— Begin Records supplied —

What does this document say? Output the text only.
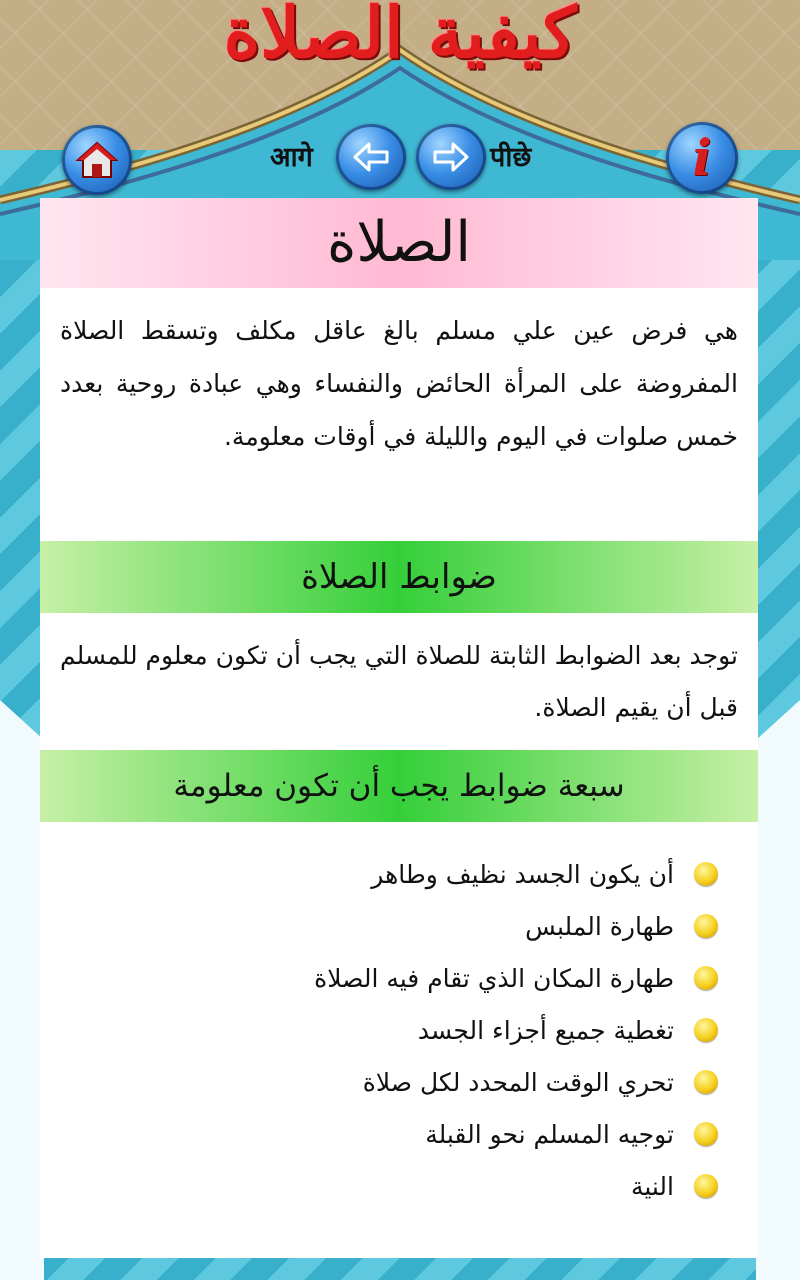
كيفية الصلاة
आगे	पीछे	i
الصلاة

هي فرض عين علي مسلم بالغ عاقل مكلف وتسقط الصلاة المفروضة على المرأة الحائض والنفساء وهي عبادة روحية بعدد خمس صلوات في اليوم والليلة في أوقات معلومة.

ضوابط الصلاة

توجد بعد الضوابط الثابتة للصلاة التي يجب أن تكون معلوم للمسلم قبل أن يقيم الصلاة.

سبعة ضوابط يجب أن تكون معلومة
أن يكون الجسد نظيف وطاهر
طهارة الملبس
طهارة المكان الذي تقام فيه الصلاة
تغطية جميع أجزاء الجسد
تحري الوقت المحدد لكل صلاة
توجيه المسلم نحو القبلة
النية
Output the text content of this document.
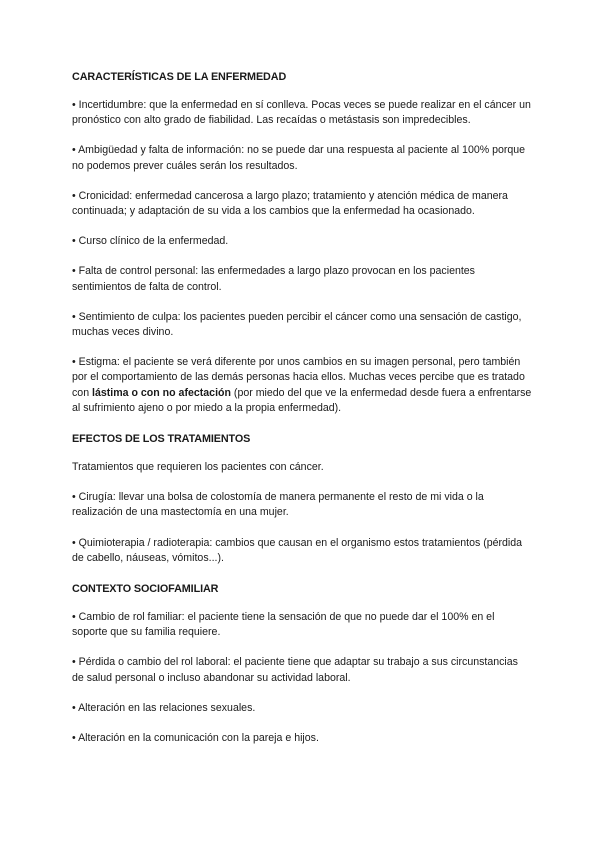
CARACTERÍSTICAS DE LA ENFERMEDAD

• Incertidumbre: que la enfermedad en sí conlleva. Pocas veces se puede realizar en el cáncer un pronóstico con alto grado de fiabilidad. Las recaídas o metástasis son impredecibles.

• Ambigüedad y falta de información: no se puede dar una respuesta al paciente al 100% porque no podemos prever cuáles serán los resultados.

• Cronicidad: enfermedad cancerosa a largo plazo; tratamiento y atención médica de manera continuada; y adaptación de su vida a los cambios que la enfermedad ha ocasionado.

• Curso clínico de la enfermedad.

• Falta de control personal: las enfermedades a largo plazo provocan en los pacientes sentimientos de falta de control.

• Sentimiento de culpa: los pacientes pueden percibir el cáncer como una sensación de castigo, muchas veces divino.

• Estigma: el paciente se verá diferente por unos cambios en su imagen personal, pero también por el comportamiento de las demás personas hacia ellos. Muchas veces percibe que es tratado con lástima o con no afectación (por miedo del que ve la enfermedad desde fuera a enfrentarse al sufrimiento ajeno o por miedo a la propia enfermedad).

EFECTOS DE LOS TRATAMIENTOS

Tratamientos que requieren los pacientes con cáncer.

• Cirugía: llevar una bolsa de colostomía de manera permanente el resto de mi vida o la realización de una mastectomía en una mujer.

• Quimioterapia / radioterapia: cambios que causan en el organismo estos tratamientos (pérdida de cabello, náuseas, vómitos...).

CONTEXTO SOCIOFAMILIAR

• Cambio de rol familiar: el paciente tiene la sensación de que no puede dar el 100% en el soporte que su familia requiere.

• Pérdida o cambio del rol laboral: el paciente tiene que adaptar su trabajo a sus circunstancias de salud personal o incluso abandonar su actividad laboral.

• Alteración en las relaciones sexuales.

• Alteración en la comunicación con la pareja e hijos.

— End Records supplied —

Job » Determine the count of lines in the data above with the string "Output" in them, and give that count alone.

Result » 2